## AIM OF THE TASK
In the listing below, count the lines containing the string "объекта" and state only the number.

BEGIN INPUT MATERIAL

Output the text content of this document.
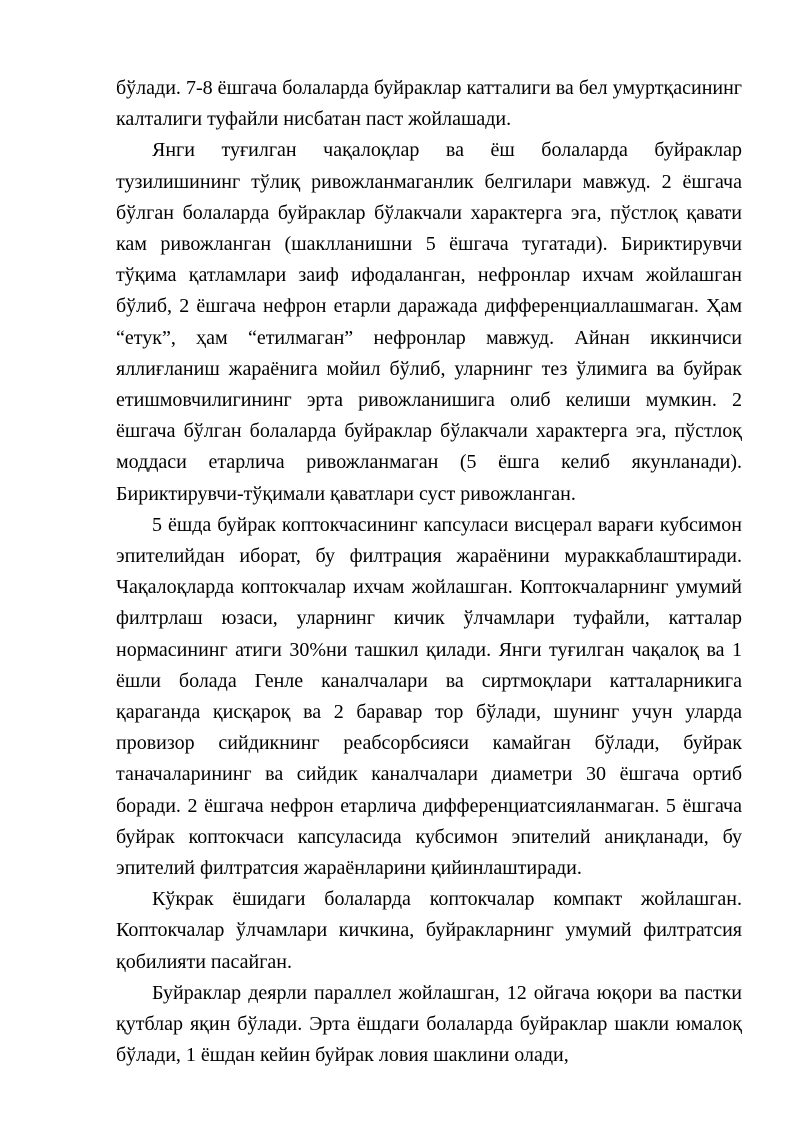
бўлади. 7-8 ёшгача болаларда буйраклар катталиги ва бел умуртқасининг калталиги туфайли нисбатан паст жойлашади.

Янги туғилган чақалоқлар ва ёш болаларда буйраклар тузилишининг тўлиқ ривожланмаганлик белгилари мавжуд. 2 ёшгача бўлган болаларда буйраклар бўлакчали характерга эга, пўстлоқ қавати кам ривожланган (шаклланишни 5 ёшгача тугатади). Бириктирувчи тўқима қатламлари заиф ифодаланган, нефронлар ихчам жойлашган бўлиб, 2 ёшгача нефрон етарли даражада дифференциаллашмаган. Ҳам “етук”, ҳам “етилмаган” нефронлар мавжуд. Айнан иккинчиси яллиғланиш жараёнига мойил бўлиб, уларнинг тез ўлимига ва буйрак етишмовчилигининг эрта ривожланишига олиб келиши мумкин. 2 ёшгача бўлган болаларда буйраклар бўлакчали характерга эга, пўстлоқ моддаси етарлича ривожланмаган (5 ёшга келиб якунланади). Бириктирувчи-тўқимали қаватлари суст ривожланган.

5 ёшда буйрак коптокчасининг капсуласи висцерал варағи кубсимон эпителийдан иборат, бу филтрация жараёнини мураккаблаштиради. Чақалоқларда коптокчалар ихчам жойлашган. Коптокчаларнинг умумий филтрлаш юзаси, уларнинг кичик ўлчамлари туфайли, катталар нормасининг атиги 30%ни ташкил қилади. Янги туғилган чақалоқ ва 1 ёшли болада Генле каналчалари ва сиртмоқлари катталарникига қараганда қисқароқ ва 2 баравар тор бўлади, шунинг учун уларда провизор сийдикнинг реабсорбсияси камайган бўлади, буйрак таначаларининг ва сийдик каналчалари диаметри 30 ёшгача ортиб боради. 2 ёшгача нефрон етарлича дифференциатсияланмаган. 5 ёшгача буйрак коптокчаси капсуласида кубсимон эпителий аниқланади, бу эпителий филтратсия жараёнларини қийинлаштиради.

Кўкрак ёшидаги болаларда коптокчалар компакт жойлашган. Коптокчалар ўлчамлари кичкина, буйракларнинг умумий филтратсия қобилияти пасайган.

Буйраклар деярли параллел жойлашган, 12 ойгача юқори ва пастки қутблар яқин бўлади. Эрта ёшдаги болаларда буйраклар шакли юмалоқ бўлади, 1 ёшдан кейин буйрак ловия шаклини олади,
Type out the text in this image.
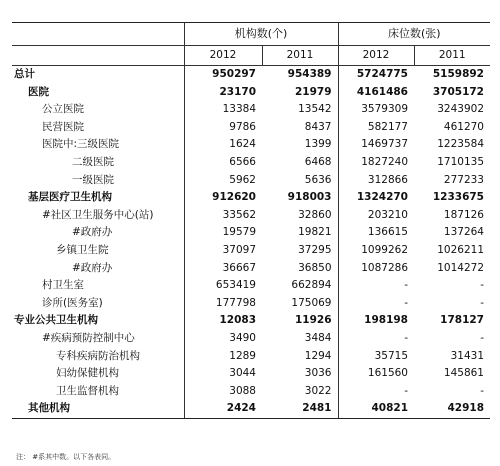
	机构数(个)		床位数(张)	
	2012	2011	2012	2011
总计	950297	954389	5724775	5159892
医院	23170	21979	4161486	3705172
公立医院	13384	13542	3579309	3243902
民营医院	9786	8437	582177	461270
医院中:三级医院	1624	1399	1469737	1223584
二级医院	6566	6468	1827240	1710135
一级医院	5962	5636	312866	277233
基层医疗卫生机构	912620	918003	1324270	1233675
#社区卫生服务中心(站)	33562	32860	203210	187126
#政府办	19579	19821	136615	137264
乡镇卫生院	37097	37295	1099262	1026211
#政府办	36667	36850	1087286	1014272
村卫生室	653419	662894	-	-
诊所(医务室)	177798	175069	-	-
专业公共卫生机构	12083	11926	198198	178127
#疾病预防控制中心	3490	3484	-	-
专科疾病防治机构	1289	1294	35715	31431
妇幼保健机构	3044	3036	161560	145861
卫生监督机构	3088	3022	-	-
其他机构	2424	2481	40821	42918
注： #系其中数。以下各表同。
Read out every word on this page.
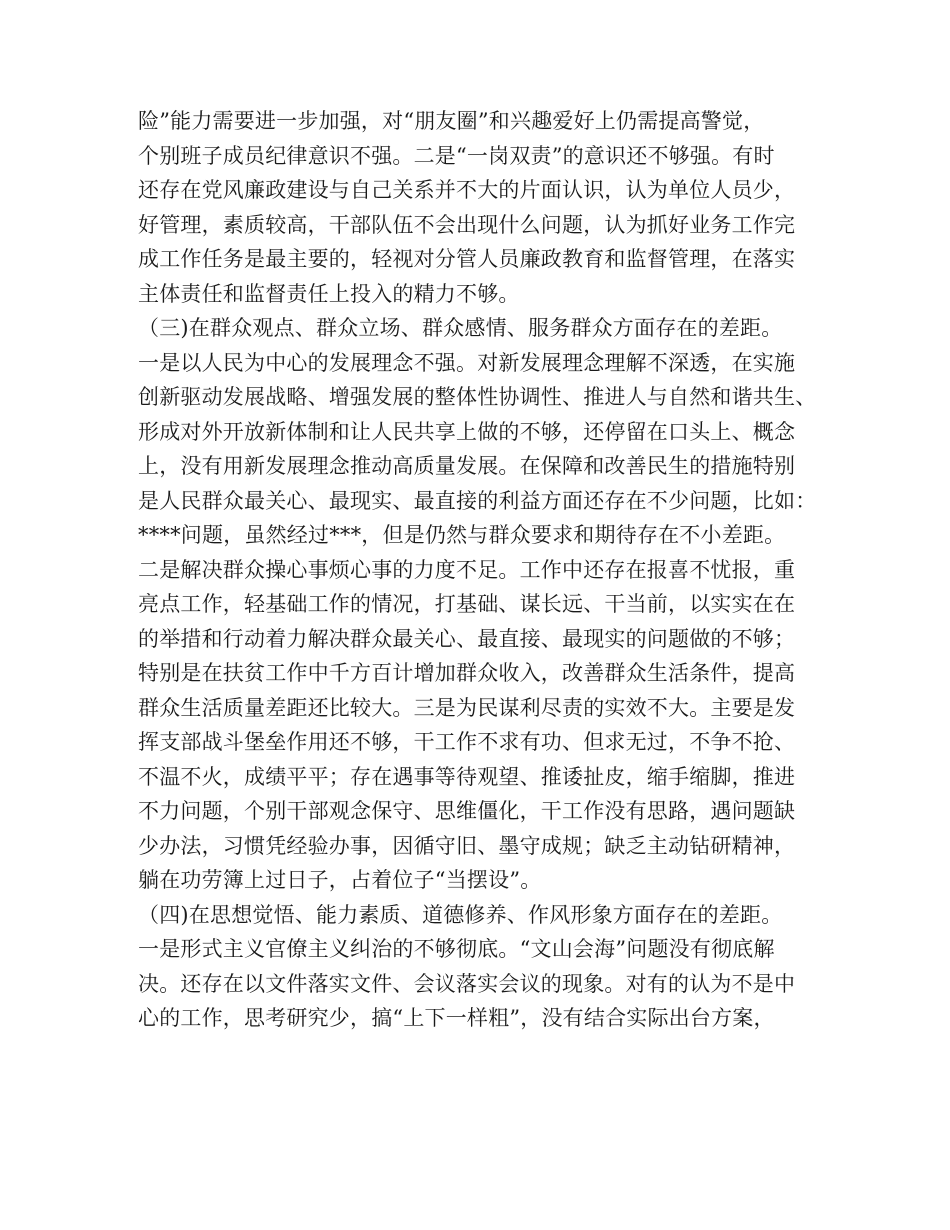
险”能力需要进一步加强，对“朋友圈”和兴趣爱好上仍需提高警觉，
个别班子成员纪律意识不强。二是“一岗双责”的意识还不够强。有时
还存在党风廉政建设与自己关系并不大的片面认识，认为单位人员少，
好管理，素质较高，干部队伍不会出现什么问题，认为抓好业务工作完
成工作任务是最主要的，轻视对分管人员廉政教育和监督管理，在落实
主体责任和监督责任上投入的精力不够。
（三)在群众观点、群众立场、群众感情、服务群众方面存在的差距。
一是以人民为中心的发展理念不强。对新发展理念理解不深透，在实施
创新驱动发展战略、增强发展的整体性协调性、推进人与自然和谐共生、
形成对外开放新体制和让人民共享上做的不够，还停留在口头上、概念
上，没有用新发展理念推动高质量发展。在保障和改善民生的措施特别
是人民群众最关心、最现实、最直接的利益方面还存在不少问题，比如：
****问题，虽然经过***，但是仍然与群众要求和期待存在不小差距。
二是解决群众操心事烦心事的力度不足。工作中还存在报喜不忧报，重
亮点工作，轻基础工作的情况，打基础、谋长远、干当前，以实实在在
的举措和行动着力解决群众最关心、最直接、最现实的问题做的不够；
特别是在扶贫工作中千方百计增加群众收入，改善群众生活条件，提高
群众生活质量差距还比较大。三是为民谋利尽责的实效不大。主要是发
挥支部战斗堡垒作用还不够，干工作不求有功、但求无过，不争不抢、
不温不火，成绩平平；存在遇事等待观望、推诿扯皮，缩手缩脚，推进
不力问题，个别干部观念保守、思维僵化，干工作没有思路，遇问题缺
少办法，习惯凭经验办事，因循守旧、墨守成规；缺乏主动钻研精神，
躺在功劳簿上过日子，占着位子“当摆设”。
（四)在思想觉悟、能力素质、道德修养、作风形象方面存在的差距。
一是形式主义官僚主义纠治的不够彻底。“文山会海”问题没有彻底解
决。还存在以文件落实文件、会议落实会议的现象。对有的认为不是中
心的工作，思考研究少，搞“上下一样粗”，没有结合实际出台方案，
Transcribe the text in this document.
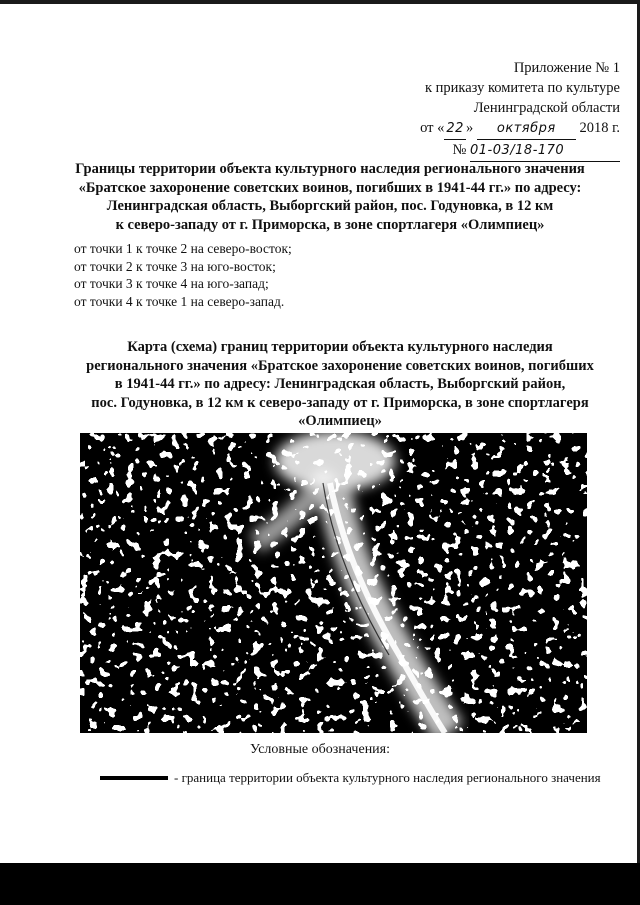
Приложение № 1
к приказу комитета по культуре
Ленинградской области
от « 22 » октября 2018 г.
№ 01-03/18-170
Границы территории объекта культурного наследия регионального значения
«Братское захоронение советских воинов, погибших в 1941-44 гг.» по адресу:
Ленинградская область, Выборгский район, пос. Годуновка, в 12 км
к северо-западу от г. Приморска, в зоне спортлагеря «Олимпиец»
от точки 1 к точке 2 на северо-восток;
от точки 2 к точке 3 на юго-восток;
от точки 3 к точке 4 на юго-запад;
от точки 4 к точке 1 на северо-запад.
Карта (схема) границ территории объекта культурного наследия
регионального значения «Братское захоронение советских воинов, погибших
в 1941-44 гг.» по адресу: Ленинградская область, Выборгский район,
пос. Годуновка, в 12 км к северо-западу от г. Приморска, в зоне спортлагеря
«Олимпиец»
Условные обозначения:
- граница территории объекта культурного наследия регионального значения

END INPUT MATERIAL

## EXERCISE RESPONSE
3